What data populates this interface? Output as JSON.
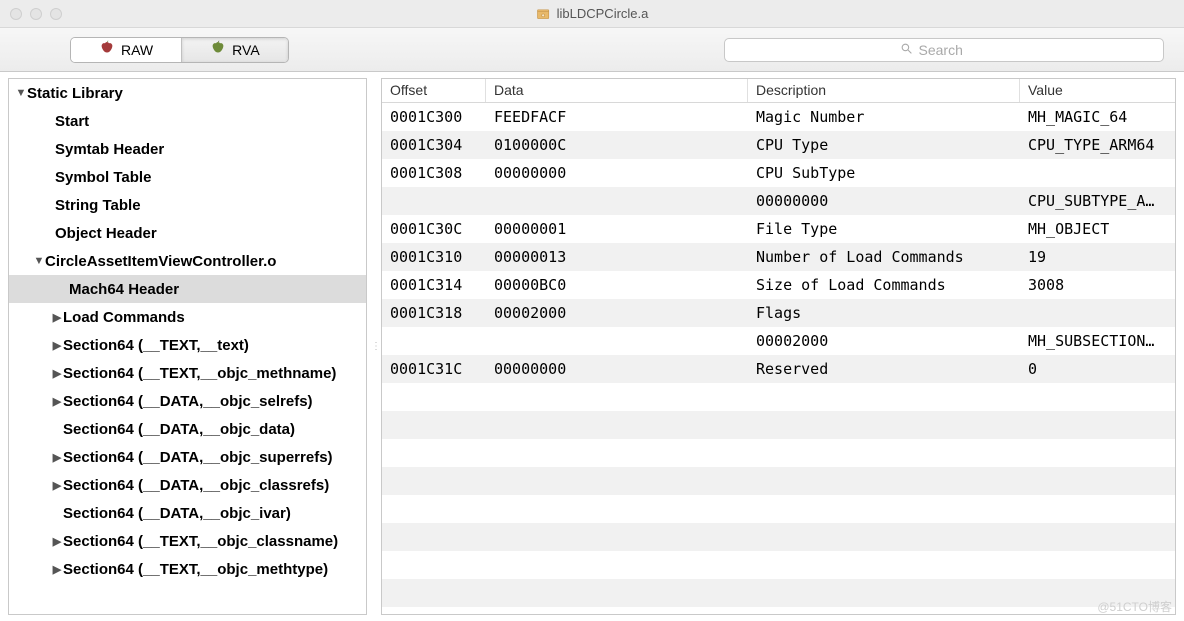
{
  "window": {
    "title": "libLDCPCircle.a"
  },
  "toolbar": {
    "seg_raw": "RAW",
    "seg_rva": "RVA",
    "search_placeholder": "Search"
  },
  "sidebar": {
    "items": [
      {
        "label": "Static Library",
        "depth": 0,
        "disc": "down",
        "pad": "pad0"
      },
      {
        "label": "Start",
        "depth": 1,
        "disc": "",
        "pad": "pad1"
      },
      {
        "label": "Symtab Header",
        "depth": 1,
        "disc": "",
        "pad": "pad1"
      },
      {
        "label": "Symbol Table",
        "depth": 1,
        "disc": "",
        "pad": "pad1"
      },
      {
        "label": "String Table",
        "depth": 1,
        "disc": "",
        "pad": "pad1"
      },
      {
        "label": "Object Header",
        "depth": 1,
        "disc": "",
        "pad": "pad1"
      },
      {
        "label": "CircleAssetItemViewController.o",
        "depth": 1,
        "disc": "down",
        "pad": "pad2"
      },
      {
        "label": "Mach64 Header",
        "depth": 2,
        "disc": "",
        "pad": "pad3",
        "selected": true
      },
      {
        "label": "Load Commands",
        "depth": 2,
        "disc": "right",
        "pad": "pad4"
      },
      {
        "label": "Section64 (__TEXT,__text)",
        "depth": 2,
        "disc": "right",
        "pad": "pad4"
      },
      {
        "label": "Section64 (__TEXT,__objc_methname)",
        "depth": 2,
        "disc": "right",
        "pad": "pad4"
      },
      {
        "label": "Section64 (__DATA,__objc_selrefs)",
        "depth": 2,
        "disc": "right",
        "pad": "pad4"
      },
      {
        "label": "Section64 (__DATA,__objc_data)",
        "depth": 2,
        "disc": "",
        "pad": "pad4"
      },
      {
        "label": "Section64 (__DATA,__objc_superrefs)",
        "depth": 2,
        "disc": "right",
        "pad": "pad4"
      },
      {
        "label": "Section64 (__DATA,__objc_classrefs)",
        "depth": 2,
        "disc": "right",
        "pad": "pad4"
      },
      {
        "label": "Section64 (__DATA,__objc_ivar)",
        "depth": 2,
        "disc": "",
        "pad": "pad4"
      },
      {
        "label": "Section64 (__TEXT,__objc_classname)",
        "depth": 2,
        "disc": "right",
        "pad": "pad4"
      },
      {
        "label": "Section64 (__TEXT,__objc_methtype)",
        "depth": 2,
        "disc": "right",
        "pad": "pad4"
      }
    ]
  },
  "table": {
    "columns": {
      "offset": "Offset",
      "data": "Data",
      "desc": "Description",
      "value": "Value"
    },
    "rows": [
      {
        "offset": "0001C300",
        "data": "FEEDFACF",
        "desc": "Magic Number",
        "value": "MH_MAGIC_64"
      },
      {
        "offset": "0001C304",
        "data": "0100000C",
        "desc": "CPU Type",
        "value": "CPU_TYPE_ARM64"
      },
      {
        "offset": "0001C308",
        "data": "00000000",
        "desc": "CPU SubType",
        "value": ""
      },
      {
        "offset": "",
        "data": "",
        "desc": "00000000",
        "value": "CPU_SUBTYPE_A…"
      },
      {
        "offset": "0001C30C",
        "data": "00000001",
        "desc": "File Type",
        "value": "MH_OBJECT"
      },
      {
        "offset": "0001C310",
        "data": "00000013",
        "desc": "Number of Load Commands",
        "value": "19"
      },
      {
        "offset": "0001C314",
        "data": "00000BC0",
        "desc": "Size of Load Commands",
        "value": "3008"
      },
      {
        "offset": "0001C318",
        "data": "00002000",
        "desc": "Flags",
        "value": ""
      },
      {
        "offset": "",
        "data": "",
        "desc": "00002000",
        "value": "MH_SUBSECTION…"
      },
      {
        "offset": "0001C31C",
        "data": "00000000",
        "desc": "Reserved",
        "value": "0"
      }
    ]
  },
  "watermark": "@51CTO博客"
}
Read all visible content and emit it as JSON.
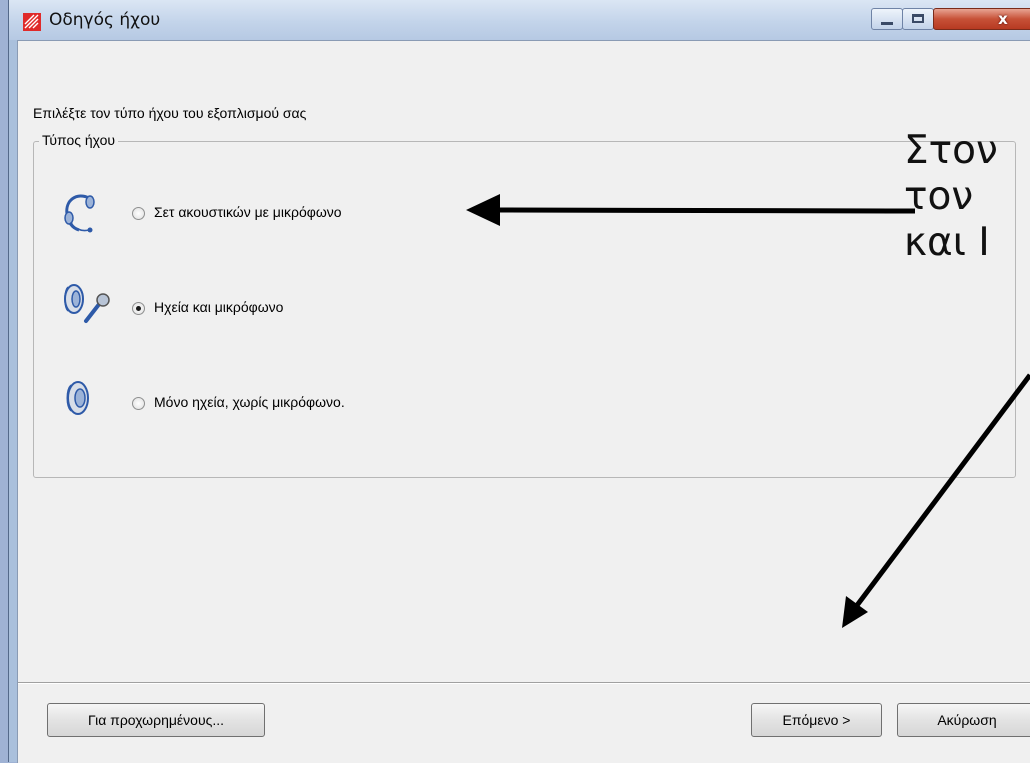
{
  "window": {
    "title": "Οδηγός ήχου",
    "controls": {
      "minimize": "minimize",
      "maximize": "maximize",
      "close_glyph": "x"
    }
  },
  "dialog": {
    "instruction": "Επιλέξτε τον τύπο ήχου του εξοπλισμού σας",
    "group_label": "Τύπος ήχου",
    "options": [
      {
        "label": "Σετ ακουστικών με μικρόφωνο",
        "icon": "headset-icon",
        "selected": false
      },
      {
        "label": "Ηχεία και μικρόφωνο",
        "icon": "speaker-microphone-icon",
        "selected": true
      },
      {
        "label": "Μόνο ηχεία, χωρίς μικρόφωνο.",
        "icon": "speaker-icon",
        "selected": false
      }
    ]
  },
  "buttons": {
    "advanced": "Για προχωρημένους...",
    "next": "Επόμενο >",
    "cancel": "Ακύρωση"
  },
  "annotation": {
    "lines": [
      "Στον",
      "τον",
      "και Ι"
    ]
  },
  "colors": {
    "titlebar": "#c3d4ea",
    "client_bg": "#f0f0f0",
    "close_button": "#c75137"
  }
}
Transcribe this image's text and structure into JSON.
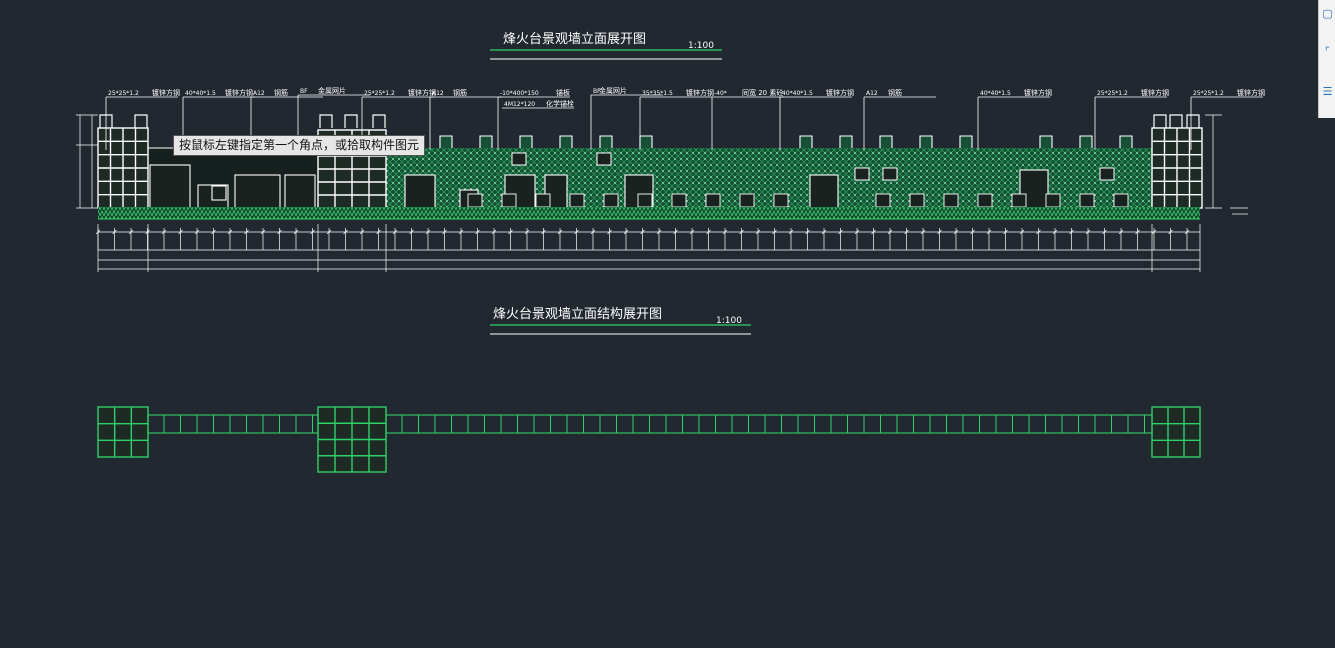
{
  "drawing": {
    "elevation_title": "烽火台景观墙立面展开图",
    "elevation_scale": "1:100",
    "structure_title": "烽火台景观墙立面结构展开图",
    "structure_scale": "1:100"
  },
  "annotations": [
    {
      "spec": "25*25*1.2",
      "name": "镀锌方钢"
    },
    {
      "spec": "40*40*1.5",
      "name": "镀锌方钢"
    },
    {
      "spec": "A12",
      "name": "钢筋"
    },
    {
      "spec": "BF",
      "name": "金属网片"
    },
    {
      "spec": "25*25*1.2",
      "name": "镀锌方钢"
    },
    {
      "spec": "A12",
      "name": "钢筋"
    },
    {
      "spec": "-10*400*150",
      "name": "锚板"
    },
    {
      "spec": "4M12*120",
      "name": "化学锚栓"
    },
    {
      "spec": "BF",
      "name": "金属网片"
    },
    {
      "spec": "35*35*1.5",
      "name": "镀锌方钢"
    },
    {
      "spec": "-40*",
      "name": "同宽 20 素砼"
    },
    {
      "spec": "40*40*1.5",
      "name": "镀锌方钢"
    },
    {
      "spec": "A12",
      "name": "钢筋"
    },
    {
      "spec": "40*40*1.5",
      "name": "镀锌方钢"
    },
    {
      "spec": "25*25*1.2",
      "name": "镀锌方钢"
    },
    {
      "spec": "25*25*1.2",
      "name": "镀锌方钢"
    }
  ],
  "tooltip": {
    "text": "按鼠标左键指定第一个角点，或拾取构件图元"
  },
  "colors": {
    "background": "#212830",
    "cad_green": "#2fd16a",
    "cad_white": "#ffffff",
    "mesh_fill": "#1d6b47"
  },
  "toolbar": {
    "icons": [
      "document-icon",
      "select-icon",
      "list-icon"
    ]
  }
}
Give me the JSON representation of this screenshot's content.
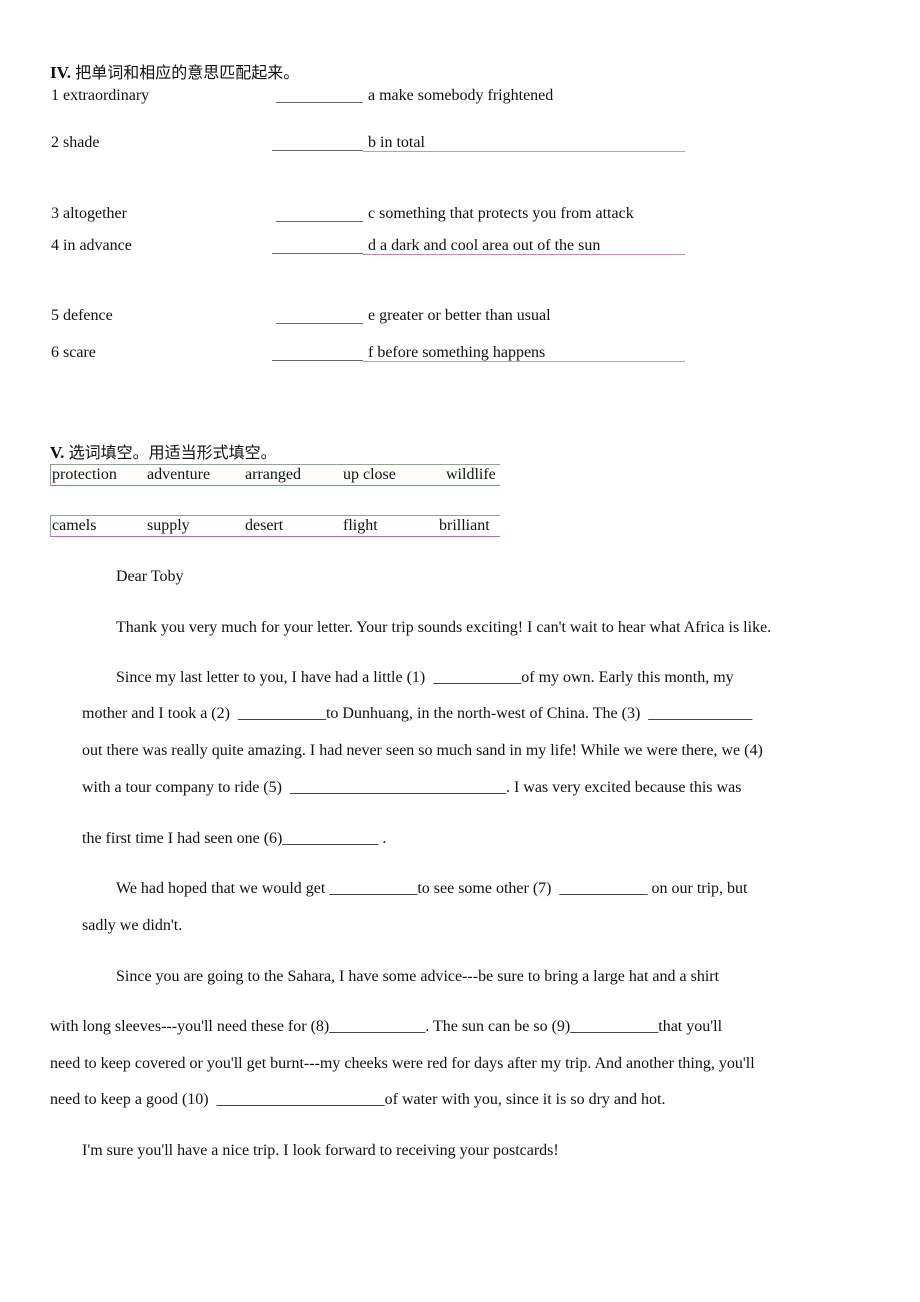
{
  "section4": {
    "title_prefix": "IV.",
    "title_cn": "把单词和相应的意思匹配起来。",
    "items": [
      {
        "word": "1 extraordinary",
        "meaning": "a make somebody frightened"
      },
      {
        "word": "2 shade",
        "meaning": "b in total"
      },
      {
        "word": "3 altogether",
        "meaning": "c something that protects you from attack"
      },
      {
        "word": "4 in advance",
        "meaning": "d a dark and cool area out of the sun"
      },
      {
        "word": "5 defence",
        "meaning": "e greater or better than usual"
      },
      {
        "word": "6 scare",
        "meaning": "f before something happens"
      }
    ]
  },
  "section5": {
    "title_prefix": "V.",
    "title_cn": "选词填空。用适当形式填空。",
    "word_box_rows": [
      [
        "protection",
        "adventure",
        "arranged",
        "up close",
        "wildlife"
      ],
      [
        "camels",
        "supply",
        "desert",
        "flight",
        "brilliant"
      ]
    ],
    "letter_lines": [
      "Dear Toby",
      "Thank you very much for your letter. Your trip sounds exciting! I can't wait to hear what Africa is like.",
      "Since my last letter to you, I have had a little (1)  ___________of my own. Early this month, my",
      "mother and I took a (2)  ___________to Dunhuang, in the north-west of China. The (3)  _____________",
      "out there was really quite amazing. I had never seen so much sand in my life! While we were there, we (4)",
      "with a tour company to ride (5)  ___________________________. I was very excited because this was",
      "the first time I had seen one (6)____________ .",
      "We had hoped that we would get ___________to see some other (7)  ___________ on our trip, but",
      "sadly we didn't.",
      "Since you are going to the Sahara, I have some advice---be sure to bring a large hat and a shirt",
      "with long sleeves---you'll need these for (8)____________. The sun can be so (9)___________that you'll",
      "need to keep covered or you'll get burnt---my cheeks were red for days after my trip. And another thing, you'll",
      "need to keep a good (10)  _____________________of water with you, since it is so dry and hot.",
      "I'm sure you'll have a nice trip. I look forward to receiving your postcards!"
    ]
  }
}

Short exercise:
Your task is to pick out every line with the string "Commands" and copy it.

Correct answer:
        "label": "Load Commands",
        "desc": "Number of Load Commands",
        "desc": "Size of Load Commands",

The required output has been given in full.